Text block:
New here- NT mom of autistic angel
My son has diagnosed As, less than 2 years ago, and is dealing with all the high school issues and about life, as well.
I have been so deeply encouraged and quite impressed by the very thoughtful and intelligent advice and input from people (especially older teens and 20 somethings).
I spend many nights up late reading from all forums. Sometimes I get overwhelmed. I see there is a lot to deal with and no easy answers. But I so appreciate the many really decent people here. (especially you moms).
I have TONS of hope for my son. We didn't know why he was "different", but now we do. So he's trying to understand himself and how to handle life with the needs he has(thank God for IEP, never heard of it til the end of 10th grade!)
I love reading all that is shared here. I need to know all I can from people who have been there!
That's exactly how I feel since I was pointed in this direction. (another user also on another Autism forum) Overwhlemed, yet KNOWING I have found a place with real advice, real support and REAL answers.

Provided material:

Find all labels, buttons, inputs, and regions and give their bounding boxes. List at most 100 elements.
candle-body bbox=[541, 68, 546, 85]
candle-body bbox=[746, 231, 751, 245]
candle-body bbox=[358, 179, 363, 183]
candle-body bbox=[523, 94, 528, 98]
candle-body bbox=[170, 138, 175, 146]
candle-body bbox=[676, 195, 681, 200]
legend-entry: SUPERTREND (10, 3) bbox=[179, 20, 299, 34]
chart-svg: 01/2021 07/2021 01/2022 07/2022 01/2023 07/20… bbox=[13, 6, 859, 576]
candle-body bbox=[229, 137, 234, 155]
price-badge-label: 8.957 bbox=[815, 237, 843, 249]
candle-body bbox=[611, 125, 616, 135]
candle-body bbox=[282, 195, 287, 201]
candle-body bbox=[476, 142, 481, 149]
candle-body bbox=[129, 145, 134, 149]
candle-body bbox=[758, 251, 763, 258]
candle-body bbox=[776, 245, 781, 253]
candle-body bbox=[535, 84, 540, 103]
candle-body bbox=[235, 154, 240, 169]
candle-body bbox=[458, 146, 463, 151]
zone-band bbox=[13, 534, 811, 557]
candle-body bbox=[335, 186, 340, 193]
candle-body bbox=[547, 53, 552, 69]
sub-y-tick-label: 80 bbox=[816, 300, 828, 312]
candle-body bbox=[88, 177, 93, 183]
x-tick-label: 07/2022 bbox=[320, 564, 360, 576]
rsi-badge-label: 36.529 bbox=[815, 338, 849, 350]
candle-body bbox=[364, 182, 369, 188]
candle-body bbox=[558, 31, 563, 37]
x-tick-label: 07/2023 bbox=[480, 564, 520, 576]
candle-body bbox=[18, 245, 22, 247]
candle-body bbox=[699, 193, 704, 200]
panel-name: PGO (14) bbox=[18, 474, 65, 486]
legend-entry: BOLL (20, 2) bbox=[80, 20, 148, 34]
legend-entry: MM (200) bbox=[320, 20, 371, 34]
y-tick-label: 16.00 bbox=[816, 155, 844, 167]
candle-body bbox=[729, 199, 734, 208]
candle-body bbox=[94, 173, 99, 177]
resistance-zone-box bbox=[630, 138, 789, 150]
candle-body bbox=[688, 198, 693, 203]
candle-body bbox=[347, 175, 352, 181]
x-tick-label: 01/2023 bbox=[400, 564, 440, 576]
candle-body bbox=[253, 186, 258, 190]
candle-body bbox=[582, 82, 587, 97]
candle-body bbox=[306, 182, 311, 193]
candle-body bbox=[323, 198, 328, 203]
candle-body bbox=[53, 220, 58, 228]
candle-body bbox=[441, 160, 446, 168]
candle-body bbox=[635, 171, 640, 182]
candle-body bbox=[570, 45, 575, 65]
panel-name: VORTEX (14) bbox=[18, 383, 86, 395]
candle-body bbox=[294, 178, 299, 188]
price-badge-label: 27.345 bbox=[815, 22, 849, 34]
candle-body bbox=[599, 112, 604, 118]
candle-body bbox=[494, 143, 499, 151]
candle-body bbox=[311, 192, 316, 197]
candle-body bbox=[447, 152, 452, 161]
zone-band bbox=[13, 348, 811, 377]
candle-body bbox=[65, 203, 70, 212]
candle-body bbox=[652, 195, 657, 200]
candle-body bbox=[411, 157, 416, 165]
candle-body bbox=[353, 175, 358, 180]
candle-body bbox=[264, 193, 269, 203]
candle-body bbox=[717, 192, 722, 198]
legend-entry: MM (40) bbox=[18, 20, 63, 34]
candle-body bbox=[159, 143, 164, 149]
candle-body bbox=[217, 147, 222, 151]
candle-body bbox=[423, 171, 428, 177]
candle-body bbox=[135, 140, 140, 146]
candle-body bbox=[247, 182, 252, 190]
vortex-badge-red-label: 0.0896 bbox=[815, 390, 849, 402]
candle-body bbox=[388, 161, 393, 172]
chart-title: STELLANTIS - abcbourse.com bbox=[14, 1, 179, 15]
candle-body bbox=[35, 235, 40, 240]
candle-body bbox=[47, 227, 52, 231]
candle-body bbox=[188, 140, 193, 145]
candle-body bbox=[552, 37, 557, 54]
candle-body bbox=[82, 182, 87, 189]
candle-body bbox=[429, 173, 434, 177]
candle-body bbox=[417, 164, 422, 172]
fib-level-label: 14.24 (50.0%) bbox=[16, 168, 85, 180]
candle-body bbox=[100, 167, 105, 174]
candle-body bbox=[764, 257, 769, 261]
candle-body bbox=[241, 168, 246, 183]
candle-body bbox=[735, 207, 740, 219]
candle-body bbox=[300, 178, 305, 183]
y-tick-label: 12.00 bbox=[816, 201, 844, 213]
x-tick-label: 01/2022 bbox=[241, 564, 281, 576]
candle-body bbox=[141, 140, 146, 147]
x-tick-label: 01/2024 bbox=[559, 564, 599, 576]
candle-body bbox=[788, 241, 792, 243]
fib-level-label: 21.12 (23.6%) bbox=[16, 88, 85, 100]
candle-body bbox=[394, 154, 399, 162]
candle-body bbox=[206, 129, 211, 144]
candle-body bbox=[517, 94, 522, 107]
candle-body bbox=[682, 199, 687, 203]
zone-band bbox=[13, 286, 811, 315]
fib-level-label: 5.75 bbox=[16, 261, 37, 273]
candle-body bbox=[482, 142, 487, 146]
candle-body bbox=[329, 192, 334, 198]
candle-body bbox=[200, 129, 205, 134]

Task list:
**1.** Reproduce the stretch of the forum post from "New here- NT" through "of 10th grade!)".
**2.** In the forum post, why does the mother say she loves reading everything that is shared there?
**3.** Write what comes next in the forum post, picking up after its last sentence.

Task answers:
**1.**
New here- NT mom of autistic angel
My son has diagnosed As, less than 2 years ago, and is dealing with all the high school issues and about life, as well.
I have been so deeply encouraged and quite impressed by the very thoughtful and intelligent advice and input from people (especially older teens and 20 somethings).
I spend many nights up late reading from all forums. Sometimes I get overwhelmed. I see there is a lot to deal with and no easy answers. But I so appreciate the many really decent people here. (especially you moms).
I have TONS of hope for my son. We didn't know why he was "different", but now we do. So he's trying to understand himself and how to handle life with the needs he has(thank God for IEP, never heard of it til the end of 10th grade!)

**2.** She says she needs to know all she can from people who have been there.

**3.**
In real life, I feel very alone when it comes to parenting a child with Autism. My friends pity me and OMG I HATE THAT. When I think of issues that have going on, THAT'S some crap to pity! (seriously, the people I know are wacked
Thank you for the welcome. I have only been here a couple of days and I feel right at home.
_________________
Lainne, proud mother to Kaelyn Grace.
"Wisdom is knowing I am nothing, Love is knowing I am everything, and between the two my life moves."
-Nisargadata Maharaj
Welcome to wrong planet,
I feel a need to respond to this:
Its a testable hypothesis: do people recover faster if you give then useless pills or just tell them to wait? Divide people randomly into two groups then wait and see. The test has been done (repeatedly) and the answer is clear, useless pills do help people recover faster. (that's still no reason to give antibiotics, a sugar pill or fish oil with a fancy name and good packaging is best)
There's no reason to fear modern medicine, just find a good doctor and tell him that you prefer a sugar pill or fish oil to antibiotics for your placebos, turns out they still help even when you know they don't do anything.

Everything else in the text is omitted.